THE TASK: Pull every line containing "high" from the entries.

(Figure data in JSON)
———

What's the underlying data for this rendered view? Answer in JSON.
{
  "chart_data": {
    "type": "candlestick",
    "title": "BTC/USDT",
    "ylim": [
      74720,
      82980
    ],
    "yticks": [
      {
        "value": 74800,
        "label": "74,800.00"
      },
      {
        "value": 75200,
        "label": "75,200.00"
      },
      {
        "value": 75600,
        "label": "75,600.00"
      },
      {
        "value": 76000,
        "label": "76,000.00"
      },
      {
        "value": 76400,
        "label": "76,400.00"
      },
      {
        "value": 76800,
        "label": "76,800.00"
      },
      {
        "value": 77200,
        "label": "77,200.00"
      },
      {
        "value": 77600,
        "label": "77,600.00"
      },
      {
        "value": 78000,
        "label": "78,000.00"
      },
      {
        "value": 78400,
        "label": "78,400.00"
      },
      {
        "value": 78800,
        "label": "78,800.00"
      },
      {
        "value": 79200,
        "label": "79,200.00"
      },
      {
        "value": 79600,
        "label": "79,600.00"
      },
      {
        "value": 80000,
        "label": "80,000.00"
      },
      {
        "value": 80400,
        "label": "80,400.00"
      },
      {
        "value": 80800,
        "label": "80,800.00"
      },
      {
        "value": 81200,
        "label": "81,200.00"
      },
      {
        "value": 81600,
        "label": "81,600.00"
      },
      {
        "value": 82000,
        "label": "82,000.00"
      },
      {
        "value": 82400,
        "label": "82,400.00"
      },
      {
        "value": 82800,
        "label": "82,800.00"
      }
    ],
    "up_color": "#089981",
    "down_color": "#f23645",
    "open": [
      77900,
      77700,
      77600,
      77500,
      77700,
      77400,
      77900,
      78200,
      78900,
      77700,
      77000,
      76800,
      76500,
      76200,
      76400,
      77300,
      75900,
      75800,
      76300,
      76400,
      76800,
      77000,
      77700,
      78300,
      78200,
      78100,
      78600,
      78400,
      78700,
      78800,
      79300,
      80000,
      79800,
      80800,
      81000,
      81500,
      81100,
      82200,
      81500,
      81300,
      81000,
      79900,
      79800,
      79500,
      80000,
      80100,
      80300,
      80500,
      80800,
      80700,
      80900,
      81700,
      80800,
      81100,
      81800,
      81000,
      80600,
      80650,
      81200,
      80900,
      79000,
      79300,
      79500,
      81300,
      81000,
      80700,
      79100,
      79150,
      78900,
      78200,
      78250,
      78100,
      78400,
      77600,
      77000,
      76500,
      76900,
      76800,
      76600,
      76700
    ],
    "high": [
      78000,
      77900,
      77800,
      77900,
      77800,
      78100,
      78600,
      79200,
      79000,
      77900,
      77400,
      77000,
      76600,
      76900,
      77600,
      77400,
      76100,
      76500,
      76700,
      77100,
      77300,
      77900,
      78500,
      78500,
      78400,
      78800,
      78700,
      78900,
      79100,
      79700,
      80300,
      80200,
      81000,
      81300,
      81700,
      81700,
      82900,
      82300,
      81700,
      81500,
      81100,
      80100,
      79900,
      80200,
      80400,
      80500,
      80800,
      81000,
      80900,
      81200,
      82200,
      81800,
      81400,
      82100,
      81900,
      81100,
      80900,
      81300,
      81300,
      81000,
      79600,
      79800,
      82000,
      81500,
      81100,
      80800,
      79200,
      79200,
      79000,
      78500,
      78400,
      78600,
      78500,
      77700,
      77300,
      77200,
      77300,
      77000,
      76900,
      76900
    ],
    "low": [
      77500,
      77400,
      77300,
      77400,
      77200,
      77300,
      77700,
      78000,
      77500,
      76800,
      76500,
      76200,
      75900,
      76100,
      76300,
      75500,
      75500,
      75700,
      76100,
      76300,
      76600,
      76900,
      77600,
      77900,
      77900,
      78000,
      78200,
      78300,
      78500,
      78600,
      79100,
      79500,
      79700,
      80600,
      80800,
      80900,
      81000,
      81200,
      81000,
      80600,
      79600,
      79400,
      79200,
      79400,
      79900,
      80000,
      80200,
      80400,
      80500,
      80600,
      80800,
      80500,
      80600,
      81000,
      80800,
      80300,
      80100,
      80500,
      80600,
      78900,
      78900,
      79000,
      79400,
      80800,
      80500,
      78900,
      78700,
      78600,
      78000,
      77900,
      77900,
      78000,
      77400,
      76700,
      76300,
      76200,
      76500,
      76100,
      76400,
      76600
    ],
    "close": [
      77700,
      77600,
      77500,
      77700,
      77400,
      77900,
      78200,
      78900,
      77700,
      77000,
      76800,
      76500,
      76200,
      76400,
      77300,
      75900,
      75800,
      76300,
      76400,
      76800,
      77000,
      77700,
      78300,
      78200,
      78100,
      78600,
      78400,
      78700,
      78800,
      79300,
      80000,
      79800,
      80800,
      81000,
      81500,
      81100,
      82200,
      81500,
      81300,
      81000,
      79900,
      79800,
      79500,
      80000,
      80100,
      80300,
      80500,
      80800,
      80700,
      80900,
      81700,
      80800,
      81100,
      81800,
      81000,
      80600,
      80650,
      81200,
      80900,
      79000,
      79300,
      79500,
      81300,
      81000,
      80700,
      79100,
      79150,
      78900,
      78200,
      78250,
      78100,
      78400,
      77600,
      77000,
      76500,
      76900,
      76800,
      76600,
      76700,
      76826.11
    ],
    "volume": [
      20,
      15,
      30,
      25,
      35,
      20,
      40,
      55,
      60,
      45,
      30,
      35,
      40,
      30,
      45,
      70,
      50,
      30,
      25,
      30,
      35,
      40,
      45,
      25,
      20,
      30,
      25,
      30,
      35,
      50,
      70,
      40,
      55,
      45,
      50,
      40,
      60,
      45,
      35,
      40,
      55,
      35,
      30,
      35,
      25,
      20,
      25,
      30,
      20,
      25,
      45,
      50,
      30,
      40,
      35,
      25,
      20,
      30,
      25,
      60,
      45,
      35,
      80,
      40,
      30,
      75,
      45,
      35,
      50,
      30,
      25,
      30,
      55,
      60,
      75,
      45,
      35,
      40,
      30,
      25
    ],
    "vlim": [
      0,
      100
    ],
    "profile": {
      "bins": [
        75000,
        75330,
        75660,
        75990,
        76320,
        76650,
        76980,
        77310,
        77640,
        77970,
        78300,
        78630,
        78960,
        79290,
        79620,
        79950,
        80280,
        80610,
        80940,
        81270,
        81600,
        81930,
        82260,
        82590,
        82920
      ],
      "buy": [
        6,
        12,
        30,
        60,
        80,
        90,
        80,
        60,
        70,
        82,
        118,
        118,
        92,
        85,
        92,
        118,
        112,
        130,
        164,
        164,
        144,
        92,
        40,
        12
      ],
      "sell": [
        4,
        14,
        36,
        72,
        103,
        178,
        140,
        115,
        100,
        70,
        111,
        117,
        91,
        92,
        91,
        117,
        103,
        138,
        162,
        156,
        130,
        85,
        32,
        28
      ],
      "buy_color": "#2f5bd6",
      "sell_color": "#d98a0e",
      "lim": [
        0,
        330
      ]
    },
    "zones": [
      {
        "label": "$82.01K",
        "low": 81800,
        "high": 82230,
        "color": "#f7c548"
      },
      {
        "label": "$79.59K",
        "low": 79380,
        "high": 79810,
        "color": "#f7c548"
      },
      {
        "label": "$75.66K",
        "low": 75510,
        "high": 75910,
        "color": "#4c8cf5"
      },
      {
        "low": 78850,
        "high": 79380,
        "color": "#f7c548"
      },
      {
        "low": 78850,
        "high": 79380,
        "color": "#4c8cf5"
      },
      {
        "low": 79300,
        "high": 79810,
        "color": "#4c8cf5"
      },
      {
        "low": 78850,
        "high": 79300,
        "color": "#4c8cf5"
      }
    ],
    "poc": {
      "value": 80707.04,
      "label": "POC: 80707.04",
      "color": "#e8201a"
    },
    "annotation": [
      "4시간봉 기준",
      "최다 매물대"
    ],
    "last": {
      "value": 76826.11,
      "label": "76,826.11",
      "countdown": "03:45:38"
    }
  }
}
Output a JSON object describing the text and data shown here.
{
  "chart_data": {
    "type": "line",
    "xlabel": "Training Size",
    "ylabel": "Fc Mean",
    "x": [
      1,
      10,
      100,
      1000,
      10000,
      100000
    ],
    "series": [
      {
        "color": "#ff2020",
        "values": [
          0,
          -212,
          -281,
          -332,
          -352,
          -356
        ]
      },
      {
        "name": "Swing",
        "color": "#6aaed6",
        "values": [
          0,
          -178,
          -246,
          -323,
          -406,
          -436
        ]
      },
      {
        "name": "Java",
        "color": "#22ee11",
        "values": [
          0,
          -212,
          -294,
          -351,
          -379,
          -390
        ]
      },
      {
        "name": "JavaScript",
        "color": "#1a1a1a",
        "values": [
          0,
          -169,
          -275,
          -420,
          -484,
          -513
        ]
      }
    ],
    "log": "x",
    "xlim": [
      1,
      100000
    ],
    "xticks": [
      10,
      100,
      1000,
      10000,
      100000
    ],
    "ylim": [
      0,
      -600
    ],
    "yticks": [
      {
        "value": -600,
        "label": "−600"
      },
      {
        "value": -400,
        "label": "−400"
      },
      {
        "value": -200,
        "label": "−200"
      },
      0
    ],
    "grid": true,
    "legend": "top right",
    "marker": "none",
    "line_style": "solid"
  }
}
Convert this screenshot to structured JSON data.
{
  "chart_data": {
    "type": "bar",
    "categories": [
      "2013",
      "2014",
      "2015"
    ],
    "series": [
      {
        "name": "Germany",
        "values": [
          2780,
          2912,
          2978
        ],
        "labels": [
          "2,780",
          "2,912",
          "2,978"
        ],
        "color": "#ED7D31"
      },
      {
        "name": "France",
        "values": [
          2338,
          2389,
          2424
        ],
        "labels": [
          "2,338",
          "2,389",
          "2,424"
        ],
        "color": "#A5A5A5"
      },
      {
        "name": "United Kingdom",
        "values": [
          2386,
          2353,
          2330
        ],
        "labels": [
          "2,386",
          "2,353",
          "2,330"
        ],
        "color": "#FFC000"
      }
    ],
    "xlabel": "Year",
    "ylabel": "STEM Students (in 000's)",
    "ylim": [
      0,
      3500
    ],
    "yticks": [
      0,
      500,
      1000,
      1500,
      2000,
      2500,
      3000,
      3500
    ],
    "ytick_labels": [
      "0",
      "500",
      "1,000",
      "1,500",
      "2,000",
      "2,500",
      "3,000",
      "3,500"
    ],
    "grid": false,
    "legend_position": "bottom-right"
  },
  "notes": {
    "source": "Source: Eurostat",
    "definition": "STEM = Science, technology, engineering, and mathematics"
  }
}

———

SOLUTION BELOW:
    "high": [
        "high": 82230,
        "high": 79810,
        "high": 75910,
        "high": 79380,
        "high": 79380,
        "high": 79810,
        "high": 79300,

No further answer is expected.